What needs to be done
Give the number of lines in the listing that hold the word "予定のお知らせ". Write nothing but that number.

Record list

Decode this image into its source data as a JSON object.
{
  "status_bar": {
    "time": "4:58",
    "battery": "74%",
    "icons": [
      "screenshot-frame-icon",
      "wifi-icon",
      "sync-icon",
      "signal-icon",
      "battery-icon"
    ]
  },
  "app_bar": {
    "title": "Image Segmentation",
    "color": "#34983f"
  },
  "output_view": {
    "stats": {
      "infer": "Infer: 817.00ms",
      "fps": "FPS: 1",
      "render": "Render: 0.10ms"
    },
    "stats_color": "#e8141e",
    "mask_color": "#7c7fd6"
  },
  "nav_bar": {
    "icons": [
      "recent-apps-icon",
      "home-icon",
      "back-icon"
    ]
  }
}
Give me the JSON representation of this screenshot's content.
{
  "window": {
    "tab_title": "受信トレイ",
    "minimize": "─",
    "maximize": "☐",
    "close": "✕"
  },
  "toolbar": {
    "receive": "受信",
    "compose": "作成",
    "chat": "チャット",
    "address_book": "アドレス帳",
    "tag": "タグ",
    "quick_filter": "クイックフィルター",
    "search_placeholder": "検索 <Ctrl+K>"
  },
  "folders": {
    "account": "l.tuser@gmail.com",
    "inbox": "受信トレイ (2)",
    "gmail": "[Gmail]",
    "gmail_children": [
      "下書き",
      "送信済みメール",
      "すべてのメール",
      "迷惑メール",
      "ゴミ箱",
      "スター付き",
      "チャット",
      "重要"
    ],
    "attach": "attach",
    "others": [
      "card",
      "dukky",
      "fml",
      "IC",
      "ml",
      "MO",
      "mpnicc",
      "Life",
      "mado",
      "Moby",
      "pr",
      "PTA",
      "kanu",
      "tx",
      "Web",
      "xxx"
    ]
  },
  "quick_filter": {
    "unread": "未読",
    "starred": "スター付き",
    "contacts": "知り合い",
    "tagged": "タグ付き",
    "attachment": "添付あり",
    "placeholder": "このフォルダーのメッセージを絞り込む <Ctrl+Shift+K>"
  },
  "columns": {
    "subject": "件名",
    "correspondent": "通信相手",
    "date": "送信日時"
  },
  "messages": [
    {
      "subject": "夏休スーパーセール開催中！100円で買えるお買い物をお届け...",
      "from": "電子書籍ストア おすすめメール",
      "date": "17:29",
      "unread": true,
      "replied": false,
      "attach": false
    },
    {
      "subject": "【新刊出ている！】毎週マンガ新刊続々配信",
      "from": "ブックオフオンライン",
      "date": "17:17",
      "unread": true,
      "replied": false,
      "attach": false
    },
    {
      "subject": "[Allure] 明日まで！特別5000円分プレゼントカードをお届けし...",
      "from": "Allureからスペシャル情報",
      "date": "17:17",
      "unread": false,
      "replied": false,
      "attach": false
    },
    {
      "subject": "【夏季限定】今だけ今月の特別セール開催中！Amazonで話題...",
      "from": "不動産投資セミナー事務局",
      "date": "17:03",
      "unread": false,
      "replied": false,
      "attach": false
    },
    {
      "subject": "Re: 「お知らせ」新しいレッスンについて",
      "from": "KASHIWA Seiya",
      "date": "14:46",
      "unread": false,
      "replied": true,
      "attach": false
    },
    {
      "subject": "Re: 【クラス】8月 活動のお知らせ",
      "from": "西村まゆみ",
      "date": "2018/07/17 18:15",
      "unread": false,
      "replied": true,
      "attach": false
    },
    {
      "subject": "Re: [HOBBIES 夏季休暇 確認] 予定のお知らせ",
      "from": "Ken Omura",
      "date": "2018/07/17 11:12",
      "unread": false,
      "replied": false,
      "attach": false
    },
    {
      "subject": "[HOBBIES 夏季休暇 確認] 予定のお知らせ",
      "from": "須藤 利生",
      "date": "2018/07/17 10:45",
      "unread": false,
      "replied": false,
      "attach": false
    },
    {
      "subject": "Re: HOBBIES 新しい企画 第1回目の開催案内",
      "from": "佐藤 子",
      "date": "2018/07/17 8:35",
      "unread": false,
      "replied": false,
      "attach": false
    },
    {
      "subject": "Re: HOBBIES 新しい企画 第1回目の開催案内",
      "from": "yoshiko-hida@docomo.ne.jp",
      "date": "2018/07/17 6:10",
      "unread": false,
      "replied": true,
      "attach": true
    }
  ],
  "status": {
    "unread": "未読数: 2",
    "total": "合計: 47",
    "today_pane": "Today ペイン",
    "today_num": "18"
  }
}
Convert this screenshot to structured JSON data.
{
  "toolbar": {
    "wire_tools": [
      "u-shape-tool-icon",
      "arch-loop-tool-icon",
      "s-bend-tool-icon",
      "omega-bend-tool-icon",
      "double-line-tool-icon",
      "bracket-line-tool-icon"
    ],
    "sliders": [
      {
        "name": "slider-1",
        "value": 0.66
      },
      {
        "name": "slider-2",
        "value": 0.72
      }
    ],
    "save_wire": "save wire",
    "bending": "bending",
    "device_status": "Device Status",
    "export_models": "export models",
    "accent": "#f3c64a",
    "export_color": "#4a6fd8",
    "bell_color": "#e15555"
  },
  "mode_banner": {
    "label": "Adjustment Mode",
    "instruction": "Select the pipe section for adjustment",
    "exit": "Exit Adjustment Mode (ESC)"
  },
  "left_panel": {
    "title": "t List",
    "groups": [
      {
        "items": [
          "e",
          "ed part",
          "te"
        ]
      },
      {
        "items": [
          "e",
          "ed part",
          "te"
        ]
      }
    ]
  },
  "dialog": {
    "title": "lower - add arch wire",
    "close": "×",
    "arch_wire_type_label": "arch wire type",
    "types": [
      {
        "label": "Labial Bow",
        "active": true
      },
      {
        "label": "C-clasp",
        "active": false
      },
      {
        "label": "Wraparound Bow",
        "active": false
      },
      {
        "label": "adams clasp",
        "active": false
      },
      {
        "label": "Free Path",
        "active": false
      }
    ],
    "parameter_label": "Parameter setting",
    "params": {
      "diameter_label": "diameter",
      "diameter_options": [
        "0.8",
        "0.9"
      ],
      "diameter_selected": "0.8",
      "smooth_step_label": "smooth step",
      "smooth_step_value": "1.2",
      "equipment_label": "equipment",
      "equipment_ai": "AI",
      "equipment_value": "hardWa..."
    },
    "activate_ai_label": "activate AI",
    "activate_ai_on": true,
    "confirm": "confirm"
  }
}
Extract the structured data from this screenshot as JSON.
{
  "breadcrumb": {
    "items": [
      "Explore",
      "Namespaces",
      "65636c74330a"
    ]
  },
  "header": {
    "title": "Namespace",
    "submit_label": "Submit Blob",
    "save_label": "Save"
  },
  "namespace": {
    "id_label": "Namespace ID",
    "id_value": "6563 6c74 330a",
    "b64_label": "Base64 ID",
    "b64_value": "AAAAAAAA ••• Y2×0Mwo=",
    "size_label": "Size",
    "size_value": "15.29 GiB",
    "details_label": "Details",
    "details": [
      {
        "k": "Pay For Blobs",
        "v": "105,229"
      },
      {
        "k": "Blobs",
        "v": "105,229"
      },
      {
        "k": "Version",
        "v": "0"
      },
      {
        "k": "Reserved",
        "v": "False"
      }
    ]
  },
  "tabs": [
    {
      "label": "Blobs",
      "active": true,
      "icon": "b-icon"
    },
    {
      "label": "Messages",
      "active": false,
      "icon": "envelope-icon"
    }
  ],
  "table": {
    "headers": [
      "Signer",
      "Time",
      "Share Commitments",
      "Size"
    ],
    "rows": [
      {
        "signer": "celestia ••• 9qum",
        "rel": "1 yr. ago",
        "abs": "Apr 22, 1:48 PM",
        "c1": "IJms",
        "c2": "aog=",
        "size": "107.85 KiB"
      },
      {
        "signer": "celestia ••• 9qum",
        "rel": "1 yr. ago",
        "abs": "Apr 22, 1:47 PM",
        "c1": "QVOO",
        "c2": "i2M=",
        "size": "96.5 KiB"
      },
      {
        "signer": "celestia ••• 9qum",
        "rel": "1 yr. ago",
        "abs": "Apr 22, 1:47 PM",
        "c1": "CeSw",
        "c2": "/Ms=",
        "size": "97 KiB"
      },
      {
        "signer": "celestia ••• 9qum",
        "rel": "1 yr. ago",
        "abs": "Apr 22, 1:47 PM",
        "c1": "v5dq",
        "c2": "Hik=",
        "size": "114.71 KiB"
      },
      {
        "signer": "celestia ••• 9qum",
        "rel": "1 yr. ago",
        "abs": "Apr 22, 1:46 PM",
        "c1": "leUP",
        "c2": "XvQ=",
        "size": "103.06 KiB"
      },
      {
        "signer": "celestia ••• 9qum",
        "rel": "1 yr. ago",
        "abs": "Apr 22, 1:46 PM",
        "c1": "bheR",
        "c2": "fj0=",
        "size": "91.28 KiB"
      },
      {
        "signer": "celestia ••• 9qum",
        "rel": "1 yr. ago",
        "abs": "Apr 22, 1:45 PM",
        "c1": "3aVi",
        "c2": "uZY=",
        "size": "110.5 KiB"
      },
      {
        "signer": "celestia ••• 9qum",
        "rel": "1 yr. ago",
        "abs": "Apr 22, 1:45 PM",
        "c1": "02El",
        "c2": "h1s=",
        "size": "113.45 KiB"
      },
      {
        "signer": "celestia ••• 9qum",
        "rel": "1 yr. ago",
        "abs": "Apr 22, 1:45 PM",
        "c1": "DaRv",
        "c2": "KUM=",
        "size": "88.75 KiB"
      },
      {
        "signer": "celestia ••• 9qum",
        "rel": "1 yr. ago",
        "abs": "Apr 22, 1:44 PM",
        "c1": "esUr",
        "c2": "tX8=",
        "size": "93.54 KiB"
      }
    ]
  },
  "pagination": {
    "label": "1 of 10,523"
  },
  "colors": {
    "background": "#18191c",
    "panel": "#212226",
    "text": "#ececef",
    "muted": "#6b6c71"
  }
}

Reply to the task
2